▸ Stated exercise
Lines that hold the word "この話を聞いて" should be located and copied.

▸ Extracted data entries
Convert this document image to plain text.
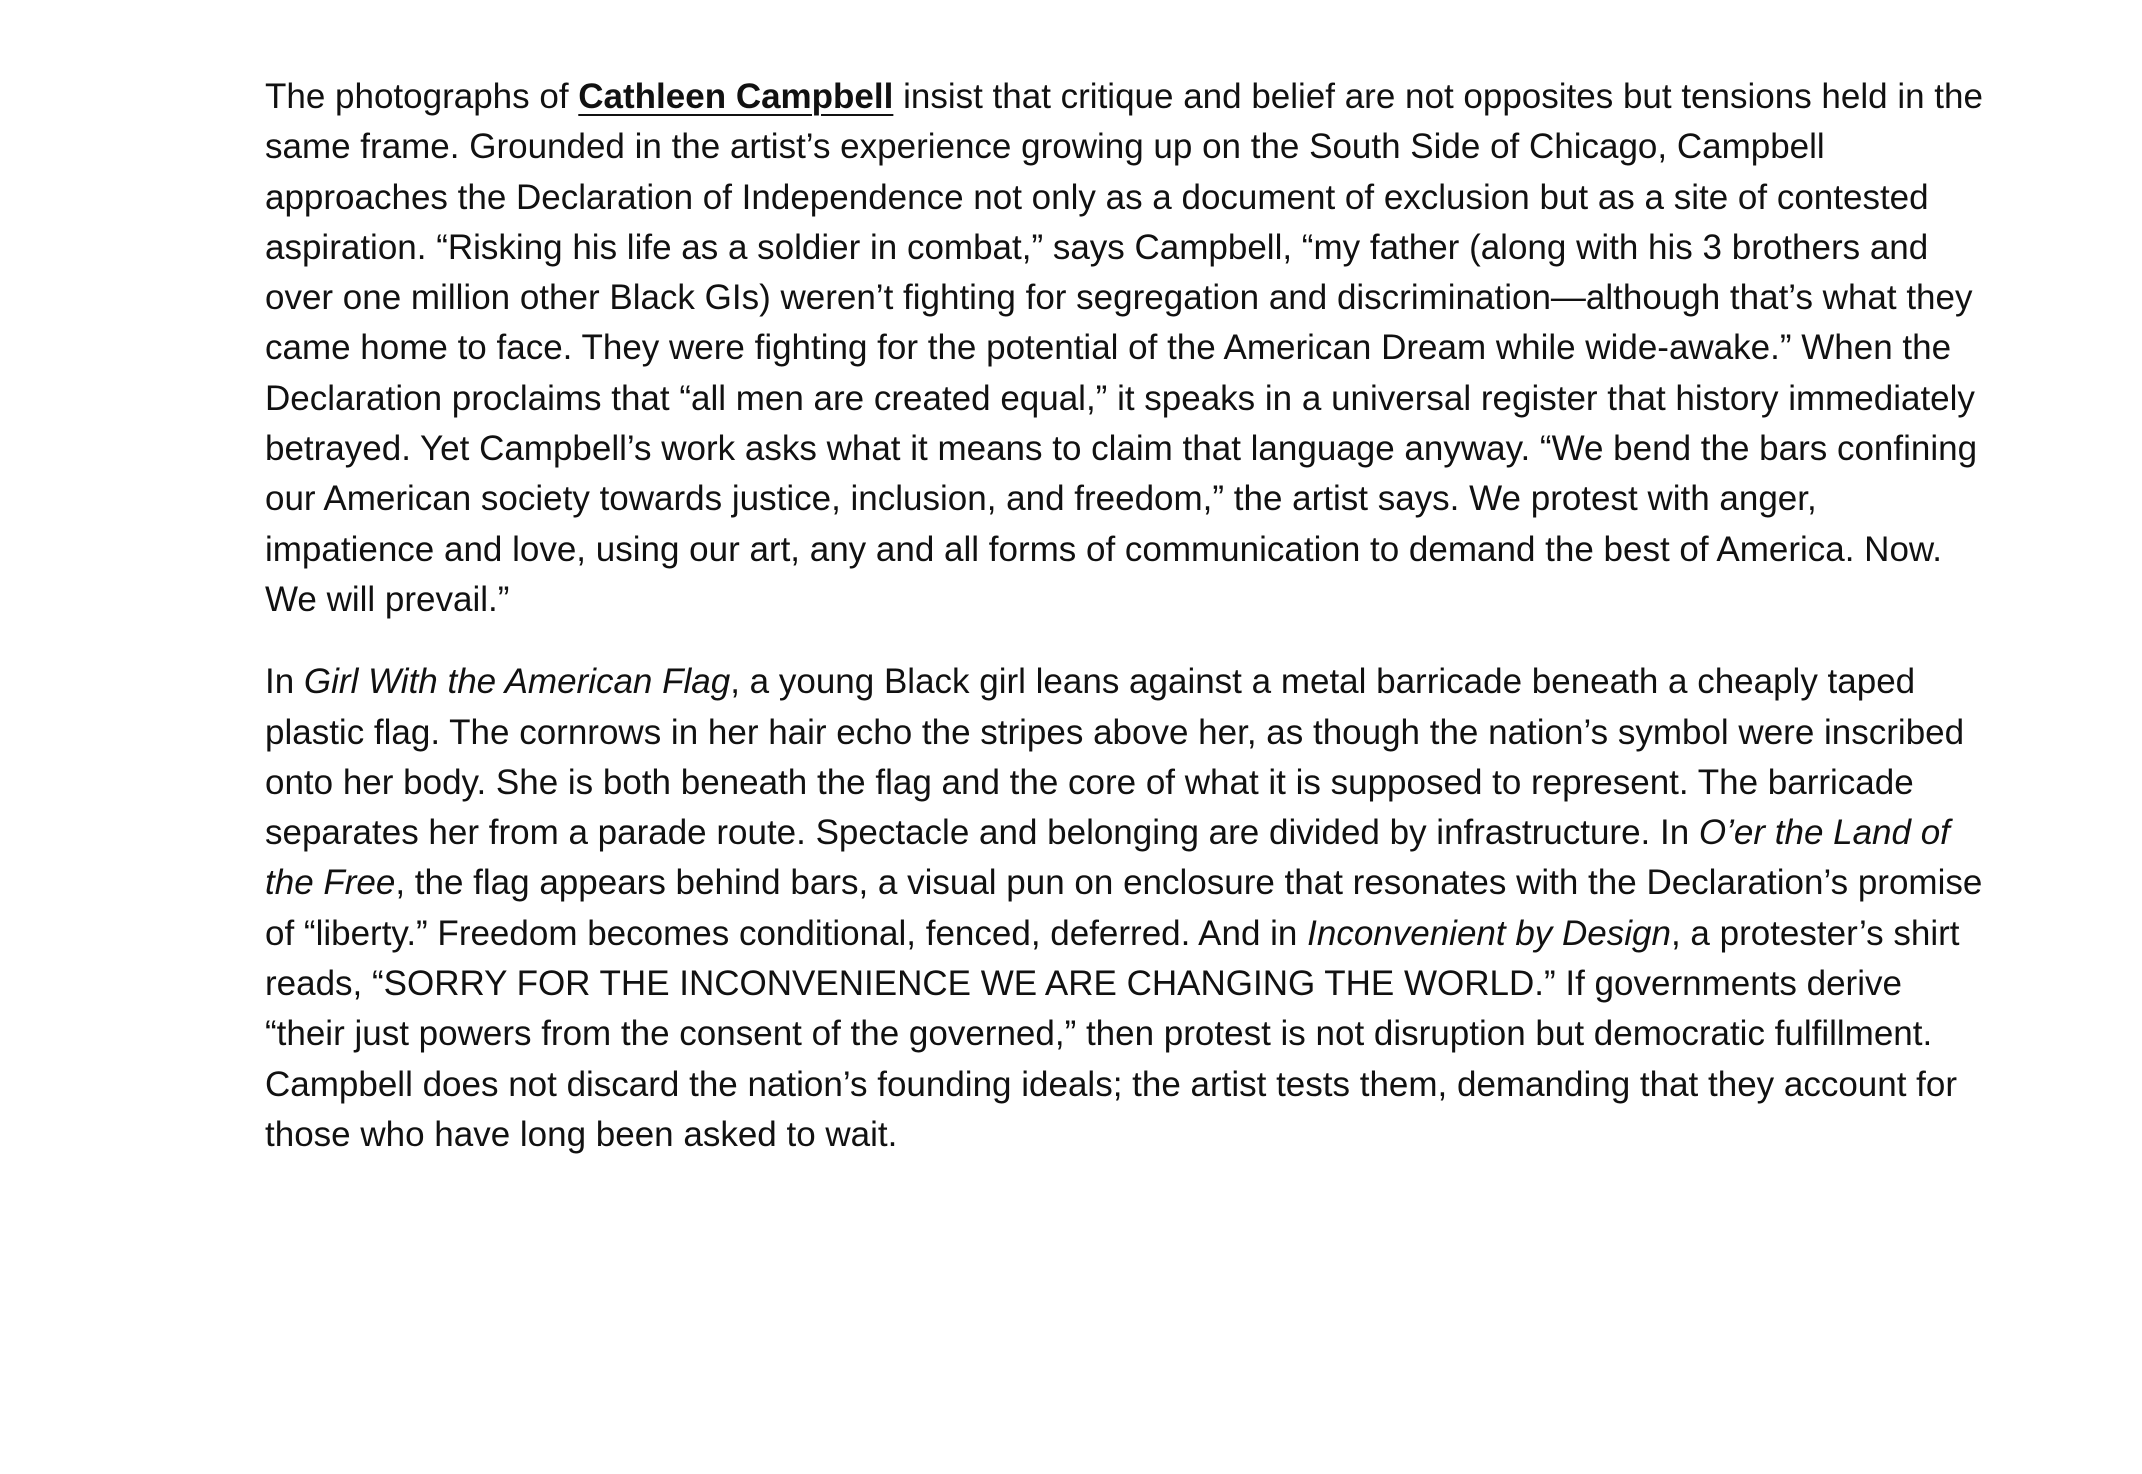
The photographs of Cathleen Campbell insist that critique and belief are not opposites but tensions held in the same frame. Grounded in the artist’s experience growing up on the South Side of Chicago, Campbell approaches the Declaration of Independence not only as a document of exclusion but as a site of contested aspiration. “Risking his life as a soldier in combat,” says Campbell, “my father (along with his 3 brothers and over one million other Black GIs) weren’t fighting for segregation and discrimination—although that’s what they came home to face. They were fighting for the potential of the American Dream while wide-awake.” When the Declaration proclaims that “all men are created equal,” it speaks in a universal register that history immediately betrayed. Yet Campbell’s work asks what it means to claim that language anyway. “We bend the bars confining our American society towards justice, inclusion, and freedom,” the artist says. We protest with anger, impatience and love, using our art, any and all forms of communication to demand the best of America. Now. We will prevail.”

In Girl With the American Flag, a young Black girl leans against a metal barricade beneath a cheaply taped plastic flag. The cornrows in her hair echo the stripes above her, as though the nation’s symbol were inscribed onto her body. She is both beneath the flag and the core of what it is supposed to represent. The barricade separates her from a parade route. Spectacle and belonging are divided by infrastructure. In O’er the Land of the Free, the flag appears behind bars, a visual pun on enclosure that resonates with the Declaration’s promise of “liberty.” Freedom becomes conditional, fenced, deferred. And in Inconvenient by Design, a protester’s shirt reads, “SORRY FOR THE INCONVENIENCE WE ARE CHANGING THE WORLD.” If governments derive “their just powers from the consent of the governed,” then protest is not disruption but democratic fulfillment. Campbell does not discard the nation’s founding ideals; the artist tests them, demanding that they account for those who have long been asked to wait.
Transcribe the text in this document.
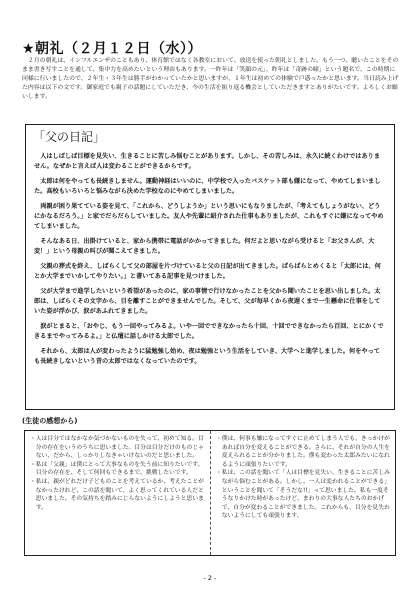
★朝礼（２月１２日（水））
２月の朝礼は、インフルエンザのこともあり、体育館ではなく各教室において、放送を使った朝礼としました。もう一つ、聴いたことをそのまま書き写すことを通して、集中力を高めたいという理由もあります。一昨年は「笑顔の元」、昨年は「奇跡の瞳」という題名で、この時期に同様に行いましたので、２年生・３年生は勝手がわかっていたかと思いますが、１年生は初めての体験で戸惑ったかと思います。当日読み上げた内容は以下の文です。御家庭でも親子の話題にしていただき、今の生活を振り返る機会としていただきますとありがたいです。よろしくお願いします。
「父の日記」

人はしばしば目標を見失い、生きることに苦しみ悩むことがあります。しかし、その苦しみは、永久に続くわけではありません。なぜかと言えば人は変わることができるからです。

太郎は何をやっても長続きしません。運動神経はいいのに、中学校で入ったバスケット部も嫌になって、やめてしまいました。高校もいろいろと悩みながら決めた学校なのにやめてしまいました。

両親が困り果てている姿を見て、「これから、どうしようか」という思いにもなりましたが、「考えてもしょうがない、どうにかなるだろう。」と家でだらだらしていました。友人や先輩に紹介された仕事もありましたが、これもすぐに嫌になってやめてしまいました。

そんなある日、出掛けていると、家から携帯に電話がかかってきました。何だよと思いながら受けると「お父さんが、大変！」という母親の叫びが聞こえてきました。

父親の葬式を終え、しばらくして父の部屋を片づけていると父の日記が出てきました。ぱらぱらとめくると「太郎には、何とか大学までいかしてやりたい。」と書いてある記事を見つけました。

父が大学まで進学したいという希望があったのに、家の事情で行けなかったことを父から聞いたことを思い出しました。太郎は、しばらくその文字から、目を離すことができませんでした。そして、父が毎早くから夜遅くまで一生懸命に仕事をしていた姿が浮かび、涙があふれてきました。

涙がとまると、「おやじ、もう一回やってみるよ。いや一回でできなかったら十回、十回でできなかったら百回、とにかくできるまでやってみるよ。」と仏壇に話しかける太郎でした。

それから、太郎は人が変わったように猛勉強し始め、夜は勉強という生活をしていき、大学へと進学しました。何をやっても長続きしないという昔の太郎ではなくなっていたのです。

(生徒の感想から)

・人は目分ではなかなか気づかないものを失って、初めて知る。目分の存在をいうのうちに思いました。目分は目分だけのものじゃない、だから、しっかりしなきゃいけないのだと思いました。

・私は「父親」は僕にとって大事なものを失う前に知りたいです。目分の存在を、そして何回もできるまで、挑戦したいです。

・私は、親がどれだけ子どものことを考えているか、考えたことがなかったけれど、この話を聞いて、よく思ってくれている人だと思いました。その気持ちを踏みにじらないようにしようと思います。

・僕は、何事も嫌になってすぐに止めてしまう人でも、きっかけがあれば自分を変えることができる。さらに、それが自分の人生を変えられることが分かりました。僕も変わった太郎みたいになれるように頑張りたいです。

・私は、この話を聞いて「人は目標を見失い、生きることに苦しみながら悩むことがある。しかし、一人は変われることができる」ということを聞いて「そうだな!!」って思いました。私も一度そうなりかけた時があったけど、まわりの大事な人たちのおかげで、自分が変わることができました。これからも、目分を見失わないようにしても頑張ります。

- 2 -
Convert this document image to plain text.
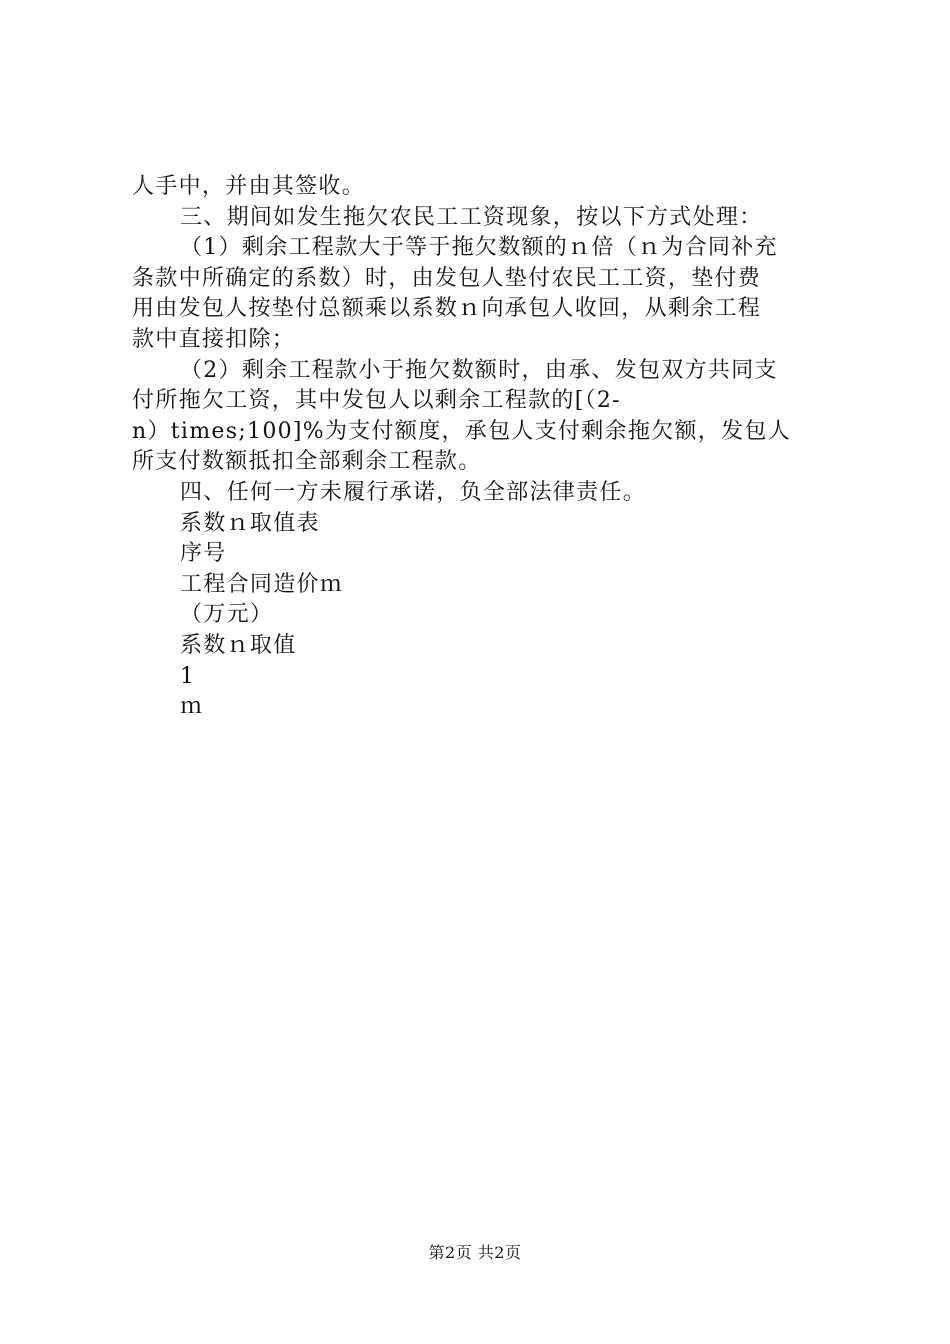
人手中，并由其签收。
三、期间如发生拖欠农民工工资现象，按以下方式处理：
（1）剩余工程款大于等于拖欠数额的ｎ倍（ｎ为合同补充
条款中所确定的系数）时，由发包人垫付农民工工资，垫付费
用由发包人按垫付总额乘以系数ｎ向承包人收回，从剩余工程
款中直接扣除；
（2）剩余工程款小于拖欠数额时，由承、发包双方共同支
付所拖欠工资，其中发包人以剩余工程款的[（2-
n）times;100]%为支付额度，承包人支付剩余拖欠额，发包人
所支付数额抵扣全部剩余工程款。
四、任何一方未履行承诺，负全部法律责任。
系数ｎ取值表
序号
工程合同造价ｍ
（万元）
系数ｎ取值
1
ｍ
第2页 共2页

▸ Result of this task
・私は、親がどれだけ子どものことを考えているか、考えたことがなかったけれど、この話を聞いて、よく思ってくれている人だと思いました。その気持ちを踏みにじらないようにしようと思います。
・私は、この話を聞いて「人は目標を見失い、生きることに苦しみながら悩むことがある。しかし、一人は変われることができる」ということを聞いて「そうだな!!」って思いました。私も一度そうなりかけた時があったけど、まわりの大事な人たちのおかげで、自分が変わることができました。これからも、目分を見失わないようにしても頑張ります。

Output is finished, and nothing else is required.